### [TASK PROMPT]
Find every line in the records below that holds the word "time", and copy it out.

### [EXTRACTED MATERIAL]

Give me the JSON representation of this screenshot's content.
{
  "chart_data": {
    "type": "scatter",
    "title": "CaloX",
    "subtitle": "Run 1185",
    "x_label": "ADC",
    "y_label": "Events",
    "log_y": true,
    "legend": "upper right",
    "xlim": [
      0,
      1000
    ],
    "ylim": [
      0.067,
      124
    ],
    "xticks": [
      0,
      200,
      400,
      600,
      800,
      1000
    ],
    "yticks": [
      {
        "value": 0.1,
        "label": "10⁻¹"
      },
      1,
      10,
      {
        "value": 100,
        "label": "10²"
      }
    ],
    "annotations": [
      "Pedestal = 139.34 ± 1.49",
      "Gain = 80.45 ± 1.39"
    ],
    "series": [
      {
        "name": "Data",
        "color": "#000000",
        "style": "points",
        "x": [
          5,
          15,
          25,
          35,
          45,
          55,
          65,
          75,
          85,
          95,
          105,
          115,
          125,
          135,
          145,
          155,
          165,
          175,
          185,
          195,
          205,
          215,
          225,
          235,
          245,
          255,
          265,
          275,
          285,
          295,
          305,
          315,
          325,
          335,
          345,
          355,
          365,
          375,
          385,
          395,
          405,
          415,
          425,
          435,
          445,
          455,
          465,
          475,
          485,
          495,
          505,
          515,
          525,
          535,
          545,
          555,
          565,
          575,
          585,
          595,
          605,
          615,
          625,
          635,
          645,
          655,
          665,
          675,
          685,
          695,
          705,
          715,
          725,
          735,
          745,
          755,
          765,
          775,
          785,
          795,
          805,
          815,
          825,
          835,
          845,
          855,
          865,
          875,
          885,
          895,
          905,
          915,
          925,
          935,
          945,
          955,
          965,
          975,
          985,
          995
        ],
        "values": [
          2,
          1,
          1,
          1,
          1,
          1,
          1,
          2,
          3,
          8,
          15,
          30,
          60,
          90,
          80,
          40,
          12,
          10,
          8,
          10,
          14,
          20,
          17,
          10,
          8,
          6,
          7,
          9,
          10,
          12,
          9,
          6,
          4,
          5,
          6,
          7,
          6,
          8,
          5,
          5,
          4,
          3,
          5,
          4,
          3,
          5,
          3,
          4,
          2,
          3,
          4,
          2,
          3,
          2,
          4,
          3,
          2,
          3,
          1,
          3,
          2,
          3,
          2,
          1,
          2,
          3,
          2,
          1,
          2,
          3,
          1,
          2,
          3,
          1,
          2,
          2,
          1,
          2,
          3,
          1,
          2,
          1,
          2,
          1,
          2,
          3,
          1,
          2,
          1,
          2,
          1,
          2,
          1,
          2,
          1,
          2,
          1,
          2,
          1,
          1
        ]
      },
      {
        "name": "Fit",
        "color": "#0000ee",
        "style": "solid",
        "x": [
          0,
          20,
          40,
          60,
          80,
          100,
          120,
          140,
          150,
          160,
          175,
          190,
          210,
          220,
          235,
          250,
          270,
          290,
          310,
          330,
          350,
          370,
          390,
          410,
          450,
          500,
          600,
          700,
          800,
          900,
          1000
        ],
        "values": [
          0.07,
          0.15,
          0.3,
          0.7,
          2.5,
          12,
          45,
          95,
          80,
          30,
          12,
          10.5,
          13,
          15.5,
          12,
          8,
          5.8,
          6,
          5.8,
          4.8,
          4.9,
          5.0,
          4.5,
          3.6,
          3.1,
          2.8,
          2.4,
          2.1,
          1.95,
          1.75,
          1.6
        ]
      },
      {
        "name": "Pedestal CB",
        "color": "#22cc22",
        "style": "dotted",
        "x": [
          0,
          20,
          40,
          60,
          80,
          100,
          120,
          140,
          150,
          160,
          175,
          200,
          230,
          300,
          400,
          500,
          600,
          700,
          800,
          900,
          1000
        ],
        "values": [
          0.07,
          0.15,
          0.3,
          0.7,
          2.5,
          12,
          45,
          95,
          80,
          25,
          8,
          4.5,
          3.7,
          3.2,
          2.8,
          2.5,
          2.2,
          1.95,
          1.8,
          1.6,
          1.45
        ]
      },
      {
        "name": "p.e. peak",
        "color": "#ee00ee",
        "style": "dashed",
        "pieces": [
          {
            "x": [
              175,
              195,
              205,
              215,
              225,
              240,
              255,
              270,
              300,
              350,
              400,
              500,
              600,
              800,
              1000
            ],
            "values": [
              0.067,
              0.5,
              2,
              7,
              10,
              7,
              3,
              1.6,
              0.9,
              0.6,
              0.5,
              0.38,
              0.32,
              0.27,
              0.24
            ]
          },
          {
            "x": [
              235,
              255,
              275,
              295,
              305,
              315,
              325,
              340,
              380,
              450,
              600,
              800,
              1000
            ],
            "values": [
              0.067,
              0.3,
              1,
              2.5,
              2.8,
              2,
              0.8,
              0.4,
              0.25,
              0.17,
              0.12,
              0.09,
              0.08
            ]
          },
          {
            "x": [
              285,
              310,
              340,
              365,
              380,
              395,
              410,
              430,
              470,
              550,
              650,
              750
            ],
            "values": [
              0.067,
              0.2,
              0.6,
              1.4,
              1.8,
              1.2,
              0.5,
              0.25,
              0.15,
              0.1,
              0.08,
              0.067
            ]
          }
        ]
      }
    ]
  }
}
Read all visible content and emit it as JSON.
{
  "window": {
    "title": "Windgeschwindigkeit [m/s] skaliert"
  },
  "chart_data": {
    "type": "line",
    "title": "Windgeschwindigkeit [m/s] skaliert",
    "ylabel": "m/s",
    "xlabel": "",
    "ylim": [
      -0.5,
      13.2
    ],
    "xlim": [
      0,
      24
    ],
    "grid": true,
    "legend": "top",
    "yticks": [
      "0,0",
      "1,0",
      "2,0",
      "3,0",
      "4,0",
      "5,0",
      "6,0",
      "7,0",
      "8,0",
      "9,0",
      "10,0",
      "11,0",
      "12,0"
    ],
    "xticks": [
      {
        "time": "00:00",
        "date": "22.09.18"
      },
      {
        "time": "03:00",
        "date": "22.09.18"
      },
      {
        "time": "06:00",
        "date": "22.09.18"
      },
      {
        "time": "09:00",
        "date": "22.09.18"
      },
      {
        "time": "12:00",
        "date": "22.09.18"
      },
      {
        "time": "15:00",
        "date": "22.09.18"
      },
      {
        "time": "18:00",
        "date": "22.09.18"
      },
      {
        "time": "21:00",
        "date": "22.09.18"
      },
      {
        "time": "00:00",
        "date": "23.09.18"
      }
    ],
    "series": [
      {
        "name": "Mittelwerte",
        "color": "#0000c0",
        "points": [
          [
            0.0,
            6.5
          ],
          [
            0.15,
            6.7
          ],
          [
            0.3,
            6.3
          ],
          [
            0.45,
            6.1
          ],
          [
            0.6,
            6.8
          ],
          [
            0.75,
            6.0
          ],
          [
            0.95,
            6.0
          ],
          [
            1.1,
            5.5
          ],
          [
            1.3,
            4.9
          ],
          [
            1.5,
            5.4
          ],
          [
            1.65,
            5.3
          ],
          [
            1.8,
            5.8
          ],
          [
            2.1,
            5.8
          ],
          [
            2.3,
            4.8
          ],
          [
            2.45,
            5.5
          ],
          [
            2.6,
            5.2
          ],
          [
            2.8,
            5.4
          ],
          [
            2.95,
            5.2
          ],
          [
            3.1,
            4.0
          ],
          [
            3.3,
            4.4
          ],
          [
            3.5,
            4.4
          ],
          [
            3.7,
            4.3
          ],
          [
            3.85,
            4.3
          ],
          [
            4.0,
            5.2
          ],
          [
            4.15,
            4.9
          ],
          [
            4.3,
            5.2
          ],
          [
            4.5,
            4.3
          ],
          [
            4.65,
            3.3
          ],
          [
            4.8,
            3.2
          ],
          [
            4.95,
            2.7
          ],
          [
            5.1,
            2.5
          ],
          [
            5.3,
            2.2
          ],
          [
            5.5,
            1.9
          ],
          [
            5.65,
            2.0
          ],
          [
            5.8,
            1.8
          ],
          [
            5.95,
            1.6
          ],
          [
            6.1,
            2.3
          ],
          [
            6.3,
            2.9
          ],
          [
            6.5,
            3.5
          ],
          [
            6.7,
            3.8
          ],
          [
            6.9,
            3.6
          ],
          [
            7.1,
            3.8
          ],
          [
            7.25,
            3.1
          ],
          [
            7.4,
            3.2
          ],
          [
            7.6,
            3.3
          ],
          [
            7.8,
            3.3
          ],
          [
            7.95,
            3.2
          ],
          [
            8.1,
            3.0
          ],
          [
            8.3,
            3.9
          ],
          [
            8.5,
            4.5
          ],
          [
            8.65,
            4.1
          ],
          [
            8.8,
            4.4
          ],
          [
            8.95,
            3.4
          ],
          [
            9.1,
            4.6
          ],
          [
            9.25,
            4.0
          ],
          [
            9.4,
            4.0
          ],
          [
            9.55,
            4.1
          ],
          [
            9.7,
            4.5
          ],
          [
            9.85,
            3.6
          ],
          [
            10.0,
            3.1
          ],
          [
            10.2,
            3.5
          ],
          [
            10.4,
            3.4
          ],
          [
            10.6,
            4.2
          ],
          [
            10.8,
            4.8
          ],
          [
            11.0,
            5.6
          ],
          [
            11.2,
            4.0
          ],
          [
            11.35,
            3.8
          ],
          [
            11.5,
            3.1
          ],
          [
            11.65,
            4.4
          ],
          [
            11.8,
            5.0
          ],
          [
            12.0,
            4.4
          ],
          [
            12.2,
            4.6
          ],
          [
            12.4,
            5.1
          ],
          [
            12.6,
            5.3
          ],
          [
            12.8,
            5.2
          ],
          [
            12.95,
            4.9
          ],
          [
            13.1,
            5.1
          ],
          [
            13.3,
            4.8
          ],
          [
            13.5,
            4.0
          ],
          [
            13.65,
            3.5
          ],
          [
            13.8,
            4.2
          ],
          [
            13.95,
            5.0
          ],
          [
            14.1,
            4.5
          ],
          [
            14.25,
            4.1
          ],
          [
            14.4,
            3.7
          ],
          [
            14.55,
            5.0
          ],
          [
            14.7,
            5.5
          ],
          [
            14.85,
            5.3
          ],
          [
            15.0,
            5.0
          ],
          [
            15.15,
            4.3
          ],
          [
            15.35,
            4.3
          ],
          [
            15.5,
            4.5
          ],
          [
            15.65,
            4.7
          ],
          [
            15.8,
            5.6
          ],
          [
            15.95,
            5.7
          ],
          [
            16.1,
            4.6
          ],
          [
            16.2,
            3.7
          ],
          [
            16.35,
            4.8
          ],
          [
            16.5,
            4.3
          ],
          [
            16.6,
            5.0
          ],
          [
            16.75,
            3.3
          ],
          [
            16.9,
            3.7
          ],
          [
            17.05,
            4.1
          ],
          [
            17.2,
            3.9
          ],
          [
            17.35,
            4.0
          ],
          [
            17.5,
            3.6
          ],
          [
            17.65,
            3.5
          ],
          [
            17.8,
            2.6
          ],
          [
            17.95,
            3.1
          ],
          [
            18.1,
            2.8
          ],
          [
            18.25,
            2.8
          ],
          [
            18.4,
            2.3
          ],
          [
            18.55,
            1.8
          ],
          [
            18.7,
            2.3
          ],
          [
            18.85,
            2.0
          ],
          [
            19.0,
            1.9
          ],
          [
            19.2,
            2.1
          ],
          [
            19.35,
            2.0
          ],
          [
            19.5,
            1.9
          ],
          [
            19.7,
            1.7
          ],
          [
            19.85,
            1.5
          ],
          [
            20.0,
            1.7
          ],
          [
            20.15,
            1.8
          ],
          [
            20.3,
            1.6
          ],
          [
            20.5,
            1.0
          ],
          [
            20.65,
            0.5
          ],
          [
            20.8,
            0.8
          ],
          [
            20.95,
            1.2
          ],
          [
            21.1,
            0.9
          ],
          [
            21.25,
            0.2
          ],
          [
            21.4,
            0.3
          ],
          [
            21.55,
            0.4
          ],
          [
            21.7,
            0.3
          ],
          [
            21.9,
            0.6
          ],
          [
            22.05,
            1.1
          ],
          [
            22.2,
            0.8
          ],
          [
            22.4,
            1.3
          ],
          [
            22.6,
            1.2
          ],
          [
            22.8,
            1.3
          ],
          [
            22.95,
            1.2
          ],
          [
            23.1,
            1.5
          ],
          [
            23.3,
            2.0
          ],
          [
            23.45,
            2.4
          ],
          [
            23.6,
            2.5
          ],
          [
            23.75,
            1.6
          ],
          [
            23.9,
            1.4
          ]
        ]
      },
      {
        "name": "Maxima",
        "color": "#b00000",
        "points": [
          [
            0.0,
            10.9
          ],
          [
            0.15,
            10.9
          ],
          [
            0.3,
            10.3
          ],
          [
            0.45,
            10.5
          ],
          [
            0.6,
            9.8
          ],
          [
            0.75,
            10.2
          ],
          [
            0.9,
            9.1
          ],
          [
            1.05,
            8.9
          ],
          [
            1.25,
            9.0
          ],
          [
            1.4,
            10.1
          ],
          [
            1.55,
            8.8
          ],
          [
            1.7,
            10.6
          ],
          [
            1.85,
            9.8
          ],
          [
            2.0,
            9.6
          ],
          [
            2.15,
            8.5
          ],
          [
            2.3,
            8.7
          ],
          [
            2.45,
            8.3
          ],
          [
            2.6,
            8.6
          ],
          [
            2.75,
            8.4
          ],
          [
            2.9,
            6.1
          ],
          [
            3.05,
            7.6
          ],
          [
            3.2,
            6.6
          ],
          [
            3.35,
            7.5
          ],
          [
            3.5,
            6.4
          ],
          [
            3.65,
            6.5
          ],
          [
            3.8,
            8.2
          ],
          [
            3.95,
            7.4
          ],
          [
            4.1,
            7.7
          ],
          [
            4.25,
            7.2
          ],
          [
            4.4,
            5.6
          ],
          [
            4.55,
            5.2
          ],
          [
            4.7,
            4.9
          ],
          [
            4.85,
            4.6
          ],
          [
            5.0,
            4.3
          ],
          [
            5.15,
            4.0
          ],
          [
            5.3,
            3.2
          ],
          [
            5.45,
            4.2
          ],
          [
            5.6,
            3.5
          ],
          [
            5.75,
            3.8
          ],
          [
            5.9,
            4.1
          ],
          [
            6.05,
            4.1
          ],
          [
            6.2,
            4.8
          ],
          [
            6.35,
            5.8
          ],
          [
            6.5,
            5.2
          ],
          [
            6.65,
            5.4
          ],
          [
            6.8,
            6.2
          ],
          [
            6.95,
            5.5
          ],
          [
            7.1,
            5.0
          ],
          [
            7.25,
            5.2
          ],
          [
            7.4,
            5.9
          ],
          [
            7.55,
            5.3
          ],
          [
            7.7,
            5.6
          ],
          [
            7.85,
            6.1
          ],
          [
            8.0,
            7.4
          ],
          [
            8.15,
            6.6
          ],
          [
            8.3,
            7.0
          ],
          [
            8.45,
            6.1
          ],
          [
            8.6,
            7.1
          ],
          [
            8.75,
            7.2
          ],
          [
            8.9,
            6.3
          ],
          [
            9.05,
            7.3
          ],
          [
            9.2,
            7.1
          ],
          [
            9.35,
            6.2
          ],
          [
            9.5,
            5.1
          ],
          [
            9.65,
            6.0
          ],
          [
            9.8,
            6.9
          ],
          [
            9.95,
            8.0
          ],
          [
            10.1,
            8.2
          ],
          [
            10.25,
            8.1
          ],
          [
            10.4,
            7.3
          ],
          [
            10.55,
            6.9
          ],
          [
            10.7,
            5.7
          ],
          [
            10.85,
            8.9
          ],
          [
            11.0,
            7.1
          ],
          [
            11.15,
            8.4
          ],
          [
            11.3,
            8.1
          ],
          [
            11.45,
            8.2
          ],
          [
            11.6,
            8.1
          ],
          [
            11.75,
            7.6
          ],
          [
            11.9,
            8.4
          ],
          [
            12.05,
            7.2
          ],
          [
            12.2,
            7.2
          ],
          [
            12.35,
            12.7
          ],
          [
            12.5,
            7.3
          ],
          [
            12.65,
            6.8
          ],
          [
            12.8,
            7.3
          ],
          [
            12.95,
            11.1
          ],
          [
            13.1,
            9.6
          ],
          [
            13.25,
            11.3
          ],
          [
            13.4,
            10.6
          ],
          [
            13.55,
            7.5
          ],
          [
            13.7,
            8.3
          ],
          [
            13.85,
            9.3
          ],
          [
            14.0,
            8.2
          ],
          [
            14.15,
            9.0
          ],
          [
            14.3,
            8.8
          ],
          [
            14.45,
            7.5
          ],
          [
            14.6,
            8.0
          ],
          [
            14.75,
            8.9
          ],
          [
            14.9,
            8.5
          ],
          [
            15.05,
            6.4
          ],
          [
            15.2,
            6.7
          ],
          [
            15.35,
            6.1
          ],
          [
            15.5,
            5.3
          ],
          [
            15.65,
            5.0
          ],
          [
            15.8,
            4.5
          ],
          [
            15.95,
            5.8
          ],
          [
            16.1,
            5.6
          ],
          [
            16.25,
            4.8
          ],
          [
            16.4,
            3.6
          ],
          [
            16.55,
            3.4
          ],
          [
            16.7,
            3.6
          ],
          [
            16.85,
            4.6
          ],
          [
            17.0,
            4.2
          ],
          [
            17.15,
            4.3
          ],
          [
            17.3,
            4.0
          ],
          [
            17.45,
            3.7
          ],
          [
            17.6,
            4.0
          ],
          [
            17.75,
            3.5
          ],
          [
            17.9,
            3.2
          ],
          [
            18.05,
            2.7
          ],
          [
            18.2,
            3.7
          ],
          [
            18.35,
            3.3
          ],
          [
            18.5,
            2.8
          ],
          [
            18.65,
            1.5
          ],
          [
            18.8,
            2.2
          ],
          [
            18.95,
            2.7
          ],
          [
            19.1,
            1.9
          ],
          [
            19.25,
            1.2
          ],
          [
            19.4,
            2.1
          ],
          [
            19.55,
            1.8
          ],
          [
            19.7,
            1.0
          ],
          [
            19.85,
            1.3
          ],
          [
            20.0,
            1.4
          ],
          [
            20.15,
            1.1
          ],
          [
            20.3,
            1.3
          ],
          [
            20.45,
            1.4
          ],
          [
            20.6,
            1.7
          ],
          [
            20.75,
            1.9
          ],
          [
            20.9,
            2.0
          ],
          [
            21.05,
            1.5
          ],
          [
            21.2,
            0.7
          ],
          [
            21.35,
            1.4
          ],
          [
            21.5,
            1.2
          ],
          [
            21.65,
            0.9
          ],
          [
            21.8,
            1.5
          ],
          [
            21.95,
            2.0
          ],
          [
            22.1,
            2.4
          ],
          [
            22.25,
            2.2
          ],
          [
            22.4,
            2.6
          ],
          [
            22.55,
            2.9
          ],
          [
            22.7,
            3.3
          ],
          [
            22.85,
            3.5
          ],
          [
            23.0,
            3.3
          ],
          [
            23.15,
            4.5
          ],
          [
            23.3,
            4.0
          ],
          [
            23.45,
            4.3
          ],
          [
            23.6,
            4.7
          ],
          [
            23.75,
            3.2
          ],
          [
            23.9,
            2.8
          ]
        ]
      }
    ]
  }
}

### [COMPLETED EXERCISE]
        "time": "00:00",
        "time": "03:00",
        "time": "06:00",
        "time": "09:00",
        "time": "12:00",
        "time": "15:00",
        "time": "18:00",
        "time": "21:00",
        "time": "00:00",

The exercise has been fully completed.